▸ **Reading passage**
====================

# Can anyone lend an i7 to F@H for an experiment?



## BUCK NASTY (Nov 17, 2009)

Looking for someone with an i7 to run a *Big WU* thru their rig and tell me the PPD they get. Just one WU would be fine and the results would be used to determine the path of my future rig choices. Any takers?


----------



## bogmali (Nov 17, 2009)

BUCK NASTY said:


> Looking for someone with an i7 to run a *Big WU* thru their rig and tell me the PPD they get. Just one WU would be fine and the results would be used to determine the path of my future rig choices. Any takers?




You know I'm game BUCK Send it

EDIT: Just realized what you're asking me to do and will have to wait until I get the other ones online (since this will be SMP).


----------



## [Ion] (Nov 17, 2009)

BUCK NASTY said:


> Looking for someone with an i7 to run a *Big WU* thru their rig and tell me the PPD they get. Just one WU would be fine and the results would be used to determine the path of my future rig choices. Any takers?



I don't have an i7, otherwise I would, but there is lots of info here


----------



## PaulieG (Nov 17, 2009)

I'd be game. I'm not sure how to set it up, but if someone walks me through it, I'll lend the cores.


----------



## mep916 (Nov 30, 2009)

Paulieg said:


> I'd be game. I'm not sure how to set it up, but if someone walks me through it, I'll lend the cores.



http://www.evga.com/forums/tm.aspx?m=4464

That's a pretty good guide. It's for the big units plus the bonus points. You gotta run 10 small WUs before you qualify for the bonus points though. The guide is fairly straightforward.


----------



## chriskwarren (Dec 6, 2009)

====================

▸ **Given records**
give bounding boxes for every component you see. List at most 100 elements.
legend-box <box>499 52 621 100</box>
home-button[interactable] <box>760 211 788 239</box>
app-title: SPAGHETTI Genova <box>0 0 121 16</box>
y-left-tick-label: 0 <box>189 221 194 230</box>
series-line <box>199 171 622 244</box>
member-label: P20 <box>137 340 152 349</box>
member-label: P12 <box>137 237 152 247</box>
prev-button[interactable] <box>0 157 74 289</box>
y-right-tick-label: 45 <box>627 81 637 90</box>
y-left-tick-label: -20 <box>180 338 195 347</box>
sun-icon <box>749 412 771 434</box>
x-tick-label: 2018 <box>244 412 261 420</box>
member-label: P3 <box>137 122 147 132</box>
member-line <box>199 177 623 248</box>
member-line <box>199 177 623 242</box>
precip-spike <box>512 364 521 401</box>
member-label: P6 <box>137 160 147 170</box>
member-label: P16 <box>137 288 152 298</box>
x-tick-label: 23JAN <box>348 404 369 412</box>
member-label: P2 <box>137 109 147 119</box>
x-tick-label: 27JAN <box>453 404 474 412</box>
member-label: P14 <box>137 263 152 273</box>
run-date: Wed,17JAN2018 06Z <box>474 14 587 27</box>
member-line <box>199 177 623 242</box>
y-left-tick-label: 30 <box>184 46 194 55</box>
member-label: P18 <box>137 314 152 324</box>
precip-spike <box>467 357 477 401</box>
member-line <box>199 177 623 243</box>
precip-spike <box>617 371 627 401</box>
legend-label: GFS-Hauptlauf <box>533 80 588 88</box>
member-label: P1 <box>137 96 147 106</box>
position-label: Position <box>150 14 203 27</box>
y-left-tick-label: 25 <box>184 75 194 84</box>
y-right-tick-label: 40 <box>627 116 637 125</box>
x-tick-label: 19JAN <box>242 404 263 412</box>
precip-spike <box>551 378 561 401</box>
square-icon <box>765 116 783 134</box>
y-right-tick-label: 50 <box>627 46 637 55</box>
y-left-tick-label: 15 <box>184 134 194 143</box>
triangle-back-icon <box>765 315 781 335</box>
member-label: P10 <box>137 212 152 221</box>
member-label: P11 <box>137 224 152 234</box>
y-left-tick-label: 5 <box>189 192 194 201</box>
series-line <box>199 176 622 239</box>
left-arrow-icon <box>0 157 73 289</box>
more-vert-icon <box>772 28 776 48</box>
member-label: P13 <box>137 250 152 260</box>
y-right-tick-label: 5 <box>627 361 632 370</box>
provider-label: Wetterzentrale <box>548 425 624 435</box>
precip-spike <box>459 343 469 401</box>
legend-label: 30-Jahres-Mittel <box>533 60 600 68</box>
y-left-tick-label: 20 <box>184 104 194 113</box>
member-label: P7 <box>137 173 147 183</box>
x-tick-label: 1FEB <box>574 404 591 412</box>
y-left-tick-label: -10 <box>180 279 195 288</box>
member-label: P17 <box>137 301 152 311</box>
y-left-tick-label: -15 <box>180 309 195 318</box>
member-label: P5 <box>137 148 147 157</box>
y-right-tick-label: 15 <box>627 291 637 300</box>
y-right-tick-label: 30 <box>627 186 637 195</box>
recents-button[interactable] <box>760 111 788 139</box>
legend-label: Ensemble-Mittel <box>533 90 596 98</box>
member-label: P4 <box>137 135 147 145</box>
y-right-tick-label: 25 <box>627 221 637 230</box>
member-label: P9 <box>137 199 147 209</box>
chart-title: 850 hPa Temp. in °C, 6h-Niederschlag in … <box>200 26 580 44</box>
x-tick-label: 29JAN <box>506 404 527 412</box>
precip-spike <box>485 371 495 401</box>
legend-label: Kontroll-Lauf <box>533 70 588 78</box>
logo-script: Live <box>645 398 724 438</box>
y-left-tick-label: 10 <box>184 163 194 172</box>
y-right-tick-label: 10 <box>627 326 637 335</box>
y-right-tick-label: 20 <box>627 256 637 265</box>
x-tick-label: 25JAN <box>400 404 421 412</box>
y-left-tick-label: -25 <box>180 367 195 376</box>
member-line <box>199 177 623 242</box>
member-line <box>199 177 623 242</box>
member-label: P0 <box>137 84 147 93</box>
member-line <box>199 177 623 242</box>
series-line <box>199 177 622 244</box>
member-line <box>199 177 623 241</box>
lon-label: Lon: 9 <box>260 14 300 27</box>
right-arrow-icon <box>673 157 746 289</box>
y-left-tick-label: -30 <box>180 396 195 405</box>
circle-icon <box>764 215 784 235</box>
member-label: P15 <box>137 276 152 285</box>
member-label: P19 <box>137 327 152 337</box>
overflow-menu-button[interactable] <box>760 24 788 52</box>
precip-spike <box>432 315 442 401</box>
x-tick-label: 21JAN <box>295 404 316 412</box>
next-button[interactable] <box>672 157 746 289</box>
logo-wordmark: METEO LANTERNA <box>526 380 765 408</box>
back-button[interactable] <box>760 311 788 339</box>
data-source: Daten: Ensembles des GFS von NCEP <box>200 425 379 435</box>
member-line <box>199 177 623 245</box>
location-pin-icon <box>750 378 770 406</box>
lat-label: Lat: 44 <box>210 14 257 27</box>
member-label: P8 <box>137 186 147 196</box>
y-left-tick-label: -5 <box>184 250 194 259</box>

====================

Answer these about the forum thread on lending an i7:
1. What does BUCK NASTY want the person running the Big WU to report?
2. What does bogmali say he must do before he can run it?
3. How many small WUs must be run before someone qualifies for the bonus points?

1. The PPD they get.
2. Get the other ones online, since it will be SMP.
3. 10.